Records from a collection of figures:
++++++++

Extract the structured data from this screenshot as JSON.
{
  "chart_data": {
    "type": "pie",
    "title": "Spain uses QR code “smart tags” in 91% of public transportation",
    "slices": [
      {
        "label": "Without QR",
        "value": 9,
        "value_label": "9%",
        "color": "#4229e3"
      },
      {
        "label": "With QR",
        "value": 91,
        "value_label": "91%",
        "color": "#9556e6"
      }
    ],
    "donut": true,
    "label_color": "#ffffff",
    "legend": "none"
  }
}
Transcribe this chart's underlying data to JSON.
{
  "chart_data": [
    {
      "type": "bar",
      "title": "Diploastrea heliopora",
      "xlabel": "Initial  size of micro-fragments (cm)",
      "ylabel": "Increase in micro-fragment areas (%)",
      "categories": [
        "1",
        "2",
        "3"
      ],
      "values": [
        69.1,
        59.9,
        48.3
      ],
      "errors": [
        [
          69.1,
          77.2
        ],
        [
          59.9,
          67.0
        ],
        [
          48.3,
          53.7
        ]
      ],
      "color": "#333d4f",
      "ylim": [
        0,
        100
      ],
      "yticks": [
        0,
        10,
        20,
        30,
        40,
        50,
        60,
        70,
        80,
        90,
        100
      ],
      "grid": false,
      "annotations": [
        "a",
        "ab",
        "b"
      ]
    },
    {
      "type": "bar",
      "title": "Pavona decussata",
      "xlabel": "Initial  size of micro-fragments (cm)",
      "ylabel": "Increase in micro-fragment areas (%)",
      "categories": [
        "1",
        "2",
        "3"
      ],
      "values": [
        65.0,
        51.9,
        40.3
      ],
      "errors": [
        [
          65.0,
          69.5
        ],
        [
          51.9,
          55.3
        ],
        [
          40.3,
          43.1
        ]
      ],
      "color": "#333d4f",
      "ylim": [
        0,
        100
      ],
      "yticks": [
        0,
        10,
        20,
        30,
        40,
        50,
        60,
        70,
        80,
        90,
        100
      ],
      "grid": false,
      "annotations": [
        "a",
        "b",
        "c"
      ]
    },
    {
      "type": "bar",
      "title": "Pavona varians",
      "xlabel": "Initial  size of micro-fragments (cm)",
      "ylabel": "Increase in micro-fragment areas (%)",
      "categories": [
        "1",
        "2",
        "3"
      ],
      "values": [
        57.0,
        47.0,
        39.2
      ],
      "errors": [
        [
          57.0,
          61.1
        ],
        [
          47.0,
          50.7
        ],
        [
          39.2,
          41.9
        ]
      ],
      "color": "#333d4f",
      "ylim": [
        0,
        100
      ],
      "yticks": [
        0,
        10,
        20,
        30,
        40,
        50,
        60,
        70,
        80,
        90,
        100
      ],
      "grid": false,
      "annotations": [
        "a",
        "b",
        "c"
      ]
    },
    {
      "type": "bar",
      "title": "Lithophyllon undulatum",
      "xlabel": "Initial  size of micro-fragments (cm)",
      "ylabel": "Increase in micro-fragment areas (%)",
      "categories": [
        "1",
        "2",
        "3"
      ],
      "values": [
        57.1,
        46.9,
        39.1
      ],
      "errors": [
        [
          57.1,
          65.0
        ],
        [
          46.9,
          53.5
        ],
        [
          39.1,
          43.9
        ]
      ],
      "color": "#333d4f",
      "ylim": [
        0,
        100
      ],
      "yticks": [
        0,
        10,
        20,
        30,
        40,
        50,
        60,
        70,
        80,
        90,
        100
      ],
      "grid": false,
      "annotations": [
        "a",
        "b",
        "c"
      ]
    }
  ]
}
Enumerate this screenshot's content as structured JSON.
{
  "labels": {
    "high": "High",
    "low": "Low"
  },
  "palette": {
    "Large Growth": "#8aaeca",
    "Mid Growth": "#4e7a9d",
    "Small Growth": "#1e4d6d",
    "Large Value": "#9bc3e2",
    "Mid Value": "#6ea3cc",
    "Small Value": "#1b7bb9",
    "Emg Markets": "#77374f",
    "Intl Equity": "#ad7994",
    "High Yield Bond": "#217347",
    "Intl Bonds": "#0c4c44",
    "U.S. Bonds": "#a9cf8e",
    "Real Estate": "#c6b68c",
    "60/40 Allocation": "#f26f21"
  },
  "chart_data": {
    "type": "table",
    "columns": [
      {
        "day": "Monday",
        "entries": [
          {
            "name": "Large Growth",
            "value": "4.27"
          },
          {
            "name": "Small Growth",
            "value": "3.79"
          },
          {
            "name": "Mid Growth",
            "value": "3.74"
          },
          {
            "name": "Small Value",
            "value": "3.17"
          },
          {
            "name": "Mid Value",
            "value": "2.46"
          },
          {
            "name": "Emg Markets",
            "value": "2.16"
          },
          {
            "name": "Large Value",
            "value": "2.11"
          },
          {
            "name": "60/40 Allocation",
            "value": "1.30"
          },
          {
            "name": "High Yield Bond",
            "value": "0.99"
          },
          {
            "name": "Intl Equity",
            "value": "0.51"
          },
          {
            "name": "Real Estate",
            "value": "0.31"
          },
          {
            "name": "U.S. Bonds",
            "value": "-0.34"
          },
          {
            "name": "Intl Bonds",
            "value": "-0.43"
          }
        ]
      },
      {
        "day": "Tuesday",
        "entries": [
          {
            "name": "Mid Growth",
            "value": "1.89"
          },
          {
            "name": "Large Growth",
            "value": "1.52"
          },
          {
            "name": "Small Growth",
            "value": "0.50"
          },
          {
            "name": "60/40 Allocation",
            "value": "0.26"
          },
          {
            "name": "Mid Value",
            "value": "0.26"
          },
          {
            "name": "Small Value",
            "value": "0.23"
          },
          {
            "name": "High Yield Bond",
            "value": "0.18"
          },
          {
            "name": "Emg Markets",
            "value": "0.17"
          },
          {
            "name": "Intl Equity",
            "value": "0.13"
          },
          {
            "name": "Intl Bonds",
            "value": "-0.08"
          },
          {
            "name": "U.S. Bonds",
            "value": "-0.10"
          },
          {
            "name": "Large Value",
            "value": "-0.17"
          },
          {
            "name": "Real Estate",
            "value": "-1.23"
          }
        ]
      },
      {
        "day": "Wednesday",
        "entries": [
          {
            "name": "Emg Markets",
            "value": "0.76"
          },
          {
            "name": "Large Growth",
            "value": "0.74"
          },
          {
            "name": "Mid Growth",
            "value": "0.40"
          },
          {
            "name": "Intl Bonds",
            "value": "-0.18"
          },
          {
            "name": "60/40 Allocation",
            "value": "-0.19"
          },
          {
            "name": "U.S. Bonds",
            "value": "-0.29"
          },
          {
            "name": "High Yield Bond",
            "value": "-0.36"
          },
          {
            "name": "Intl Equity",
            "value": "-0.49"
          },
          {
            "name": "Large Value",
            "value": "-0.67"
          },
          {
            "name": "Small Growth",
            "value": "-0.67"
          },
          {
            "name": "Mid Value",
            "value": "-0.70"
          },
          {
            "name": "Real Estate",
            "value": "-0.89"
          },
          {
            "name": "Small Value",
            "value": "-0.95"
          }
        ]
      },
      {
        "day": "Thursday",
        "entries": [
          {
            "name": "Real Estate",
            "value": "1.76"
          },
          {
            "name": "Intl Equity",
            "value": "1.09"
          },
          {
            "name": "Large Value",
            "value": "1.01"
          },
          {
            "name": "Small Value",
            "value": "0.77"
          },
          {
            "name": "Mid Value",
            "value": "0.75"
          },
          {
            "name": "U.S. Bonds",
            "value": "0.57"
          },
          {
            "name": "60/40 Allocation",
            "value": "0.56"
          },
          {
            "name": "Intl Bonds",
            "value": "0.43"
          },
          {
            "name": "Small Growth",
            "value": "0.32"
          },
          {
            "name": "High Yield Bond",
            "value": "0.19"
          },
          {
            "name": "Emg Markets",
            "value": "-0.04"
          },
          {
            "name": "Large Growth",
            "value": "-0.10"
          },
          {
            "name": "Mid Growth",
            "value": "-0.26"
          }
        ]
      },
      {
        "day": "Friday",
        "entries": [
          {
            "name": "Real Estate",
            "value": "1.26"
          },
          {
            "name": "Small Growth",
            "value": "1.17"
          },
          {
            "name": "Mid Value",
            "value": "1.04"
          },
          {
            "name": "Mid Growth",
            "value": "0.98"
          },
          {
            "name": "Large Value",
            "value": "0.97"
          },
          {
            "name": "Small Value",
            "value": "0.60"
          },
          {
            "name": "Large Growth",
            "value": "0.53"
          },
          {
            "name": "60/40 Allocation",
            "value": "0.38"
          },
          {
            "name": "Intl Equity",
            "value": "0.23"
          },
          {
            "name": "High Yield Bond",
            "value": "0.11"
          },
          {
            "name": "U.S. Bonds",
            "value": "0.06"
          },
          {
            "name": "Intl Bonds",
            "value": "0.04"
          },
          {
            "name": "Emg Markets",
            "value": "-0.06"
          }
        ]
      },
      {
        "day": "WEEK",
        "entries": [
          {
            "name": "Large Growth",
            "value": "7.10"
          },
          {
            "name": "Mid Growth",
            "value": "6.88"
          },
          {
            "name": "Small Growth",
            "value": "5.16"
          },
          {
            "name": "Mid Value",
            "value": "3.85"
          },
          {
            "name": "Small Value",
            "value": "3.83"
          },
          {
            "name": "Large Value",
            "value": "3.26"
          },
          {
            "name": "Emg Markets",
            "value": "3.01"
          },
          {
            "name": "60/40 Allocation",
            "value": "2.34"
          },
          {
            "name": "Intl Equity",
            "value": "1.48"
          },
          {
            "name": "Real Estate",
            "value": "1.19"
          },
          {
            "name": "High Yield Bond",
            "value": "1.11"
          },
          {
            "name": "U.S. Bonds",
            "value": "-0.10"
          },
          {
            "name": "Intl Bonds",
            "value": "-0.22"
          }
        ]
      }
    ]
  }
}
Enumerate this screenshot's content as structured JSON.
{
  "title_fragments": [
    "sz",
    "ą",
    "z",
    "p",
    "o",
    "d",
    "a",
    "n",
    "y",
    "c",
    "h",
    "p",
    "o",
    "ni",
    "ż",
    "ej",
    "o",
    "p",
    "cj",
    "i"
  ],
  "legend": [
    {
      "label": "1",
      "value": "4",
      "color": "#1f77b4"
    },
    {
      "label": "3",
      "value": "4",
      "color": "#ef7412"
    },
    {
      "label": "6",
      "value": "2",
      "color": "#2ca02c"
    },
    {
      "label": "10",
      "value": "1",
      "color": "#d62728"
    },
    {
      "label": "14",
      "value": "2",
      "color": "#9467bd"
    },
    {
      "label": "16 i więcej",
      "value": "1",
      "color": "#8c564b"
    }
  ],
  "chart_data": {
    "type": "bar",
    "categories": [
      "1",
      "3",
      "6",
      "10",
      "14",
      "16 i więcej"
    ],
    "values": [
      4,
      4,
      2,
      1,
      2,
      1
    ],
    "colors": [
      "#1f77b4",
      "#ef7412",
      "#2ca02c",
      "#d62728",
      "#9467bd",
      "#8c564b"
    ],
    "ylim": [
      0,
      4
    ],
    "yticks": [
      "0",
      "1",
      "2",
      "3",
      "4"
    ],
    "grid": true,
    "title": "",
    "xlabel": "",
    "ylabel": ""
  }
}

++++++++

* _THE EXERCISE_
Only lines with the word "this" are wanted, so copy each one from the records.

* _WORKED ANSWER_
Extract the structured data from this screenshot as JSON.
Transcribe this chart's underlying data to JSON.
Enumerate this screenshot's content as structured JSON.
Enumerate this screenshot's content as structured JSON.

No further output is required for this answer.